_What you need to do_
Set the following entries down again exactly, line by line.

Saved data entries
- - - - -
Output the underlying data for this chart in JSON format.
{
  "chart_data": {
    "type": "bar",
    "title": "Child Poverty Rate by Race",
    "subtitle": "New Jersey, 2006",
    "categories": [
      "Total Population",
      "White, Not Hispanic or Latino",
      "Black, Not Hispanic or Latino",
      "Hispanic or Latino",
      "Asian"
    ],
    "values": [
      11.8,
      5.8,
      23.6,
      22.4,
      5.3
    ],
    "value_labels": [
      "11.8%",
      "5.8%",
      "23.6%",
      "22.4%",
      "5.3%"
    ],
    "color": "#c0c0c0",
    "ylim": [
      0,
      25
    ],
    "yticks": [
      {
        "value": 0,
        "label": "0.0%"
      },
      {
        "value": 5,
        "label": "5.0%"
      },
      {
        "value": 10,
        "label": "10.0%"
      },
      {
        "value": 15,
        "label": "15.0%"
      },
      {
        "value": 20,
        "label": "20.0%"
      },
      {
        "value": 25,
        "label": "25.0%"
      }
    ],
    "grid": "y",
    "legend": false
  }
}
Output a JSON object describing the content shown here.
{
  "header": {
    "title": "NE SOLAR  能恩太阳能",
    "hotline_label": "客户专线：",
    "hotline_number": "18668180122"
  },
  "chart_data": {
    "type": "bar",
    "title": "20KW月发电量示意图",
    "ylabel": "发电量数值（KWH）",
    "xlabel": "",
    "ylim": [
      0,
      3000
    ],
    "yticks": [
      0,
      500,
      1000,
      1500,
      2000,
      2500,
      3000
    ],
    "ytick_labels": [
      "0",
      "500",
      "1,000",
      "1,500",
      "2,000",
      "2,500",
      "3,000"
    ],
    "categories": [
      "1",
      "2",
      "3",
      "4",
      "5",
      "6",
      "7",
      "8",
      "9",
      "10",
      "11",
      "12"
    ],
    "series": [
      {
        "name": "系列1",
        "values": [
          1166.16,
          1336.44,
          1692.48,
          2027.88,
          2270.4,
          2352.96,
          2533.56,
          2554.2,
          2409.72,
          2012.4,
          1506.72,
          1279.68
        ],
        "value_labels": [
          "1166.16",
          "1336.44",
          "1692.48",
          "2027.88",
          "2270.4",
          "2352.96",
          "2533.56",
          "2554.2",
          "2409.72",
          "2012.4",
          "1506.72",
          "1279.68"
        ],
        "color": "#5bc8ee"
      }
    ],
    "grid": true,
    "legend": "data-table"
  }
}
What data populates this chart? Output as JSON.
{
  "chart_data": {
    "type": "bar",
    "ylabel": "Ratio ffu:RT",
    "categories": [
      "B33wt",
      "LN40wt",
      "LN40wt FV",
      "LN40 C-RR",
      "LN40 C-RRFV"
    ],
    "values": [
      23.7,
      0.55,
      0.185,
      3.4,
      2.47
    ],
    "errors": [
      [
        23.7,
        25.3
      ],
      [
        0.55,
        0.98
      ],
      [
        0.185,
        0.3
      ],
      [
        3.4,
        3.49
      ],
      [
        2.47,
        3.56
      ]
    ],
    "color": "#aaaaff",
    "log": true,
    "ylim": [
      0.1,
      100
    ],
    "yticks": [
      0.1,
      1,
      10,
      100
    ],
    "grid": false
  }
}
- - - - -
_Output of the exercise_
Output the underlying data for this chart in JSON format.
{
  "chart_data": {
    "type": "bar",
    "title": "Child Poverty Rate by Race",
    "subtitle": "New Jersey, 2006",
    "categories": [
      "Total Population",
      "White, Not Hispanic or Latino",
      "Black, Not Hispanic or Latino",
      "Hispanic or Latino",
      "Asian"
    ],
    "values": [
      11.8,
      5.8,
      23.6,
      22.4,
      5.3
    ],
    "value_labels": [
      "11.8%",
      "5.8%",
      "23.6%",
      "22.4%",
      "5.3%"
    ],
    "color": "#c0c0c0",
    "ylim": [
      0,
      25
    ],
    "yticks": [
      {
        "value": 0,
        "label": "0.0%"
      },
      {
        "value": 5,
        "label": "5.0%"
      },
      {
        "value": 10,
        "label": "10.0%"
      },
      {
        "value": 15,
        "label": "15.0%"
      },
      {
        "value": 20,
        "label": "20.0%"
      },
      {
        "value": 25,
        "label": "25.0%"
      }
    ],
    "grid": "y",
    "legend": false
  }
}
Output a JSON object describing the content shown here.
{
  "header": {
    "title": "NE SOLAR  能恩太阳能",
    "hotline_label": "客户专线：",
    "hotline_number": "18668180122"
  },
  "chart_data": {
    "type": "bar",
    "title": "20KW月发电量示意图",
    "ylabel": "发电量数值（KWH）",
    "xlabel": "",
    "ylim": [
      0,
      3000
    ],
    "yticks": [
      0,
      500,
      1000,
      1500,
      2000,
      2500,
      3000
    ],
    "ytick_labels": [
      "0",
      "500",
      "1,000",
      "1,500",
      "2,000",
      "2,500",
      "3,000"
    ],
    "categories": [
      "1",
      "2",
      "3",
      "4",
      "5",
      "6",
      "7",
      "8",
      "9",
      "10",
      "11",
      "12"
    ],
    "series": [
      {
        "name": "系列1",
        "values": [
          1166.16,
          1336.44,
          1692.48,
          2027.88,
          2270.4,
          2352.96,
          2533.56,
          2554.2,
          2409.72,
          2012.4,
          1506.72,
          1279.68
        ],
        "value_labels": [
          "1166.16",
          "1336.44",
          "1692.48",
          "2027.88",
          "2270.4",
          "2352.96",
          "2533.56",
          "2554.2",
          "2409.72",
          "2012.4",
          "1506.72",
          "1279.68"
        ],
        "color": "#5bc8ee"
      }
    ],
    "grid": true,
    "legend": "data-table"
  }
}
What data populates this chart? Output as JSON.
{
  "chart_data": {
    "type": "bar",
    "ylabel": "Ratio ffu:RT",
    "categories": [
      "B33wt",
      "LN40wt",
      "LN40wt FV",
      "LN40 C-RR",
      "LN40 C-RRFV"
    ],
    "values": [
      23.7,
      0.55,
      0.185,
      3.4,
      2.47
    ],
    "errors": [
      [
        23.7,
        25.3
      ],
      [
        0.55,
        0.98
      ],
      [
        0.185,
        0.3
      ],
      [
        3.4,
        3.49
      ],
      [
        2.47,
        3.56
      ]
    ],
    "color": "#aaaaff",
    "log": true,
    "ylim": [
      0.1,
      100
    ],
    "yticks": [
      0.1,
      1,
      10,
      100
    ],
    "grid": false
  }
}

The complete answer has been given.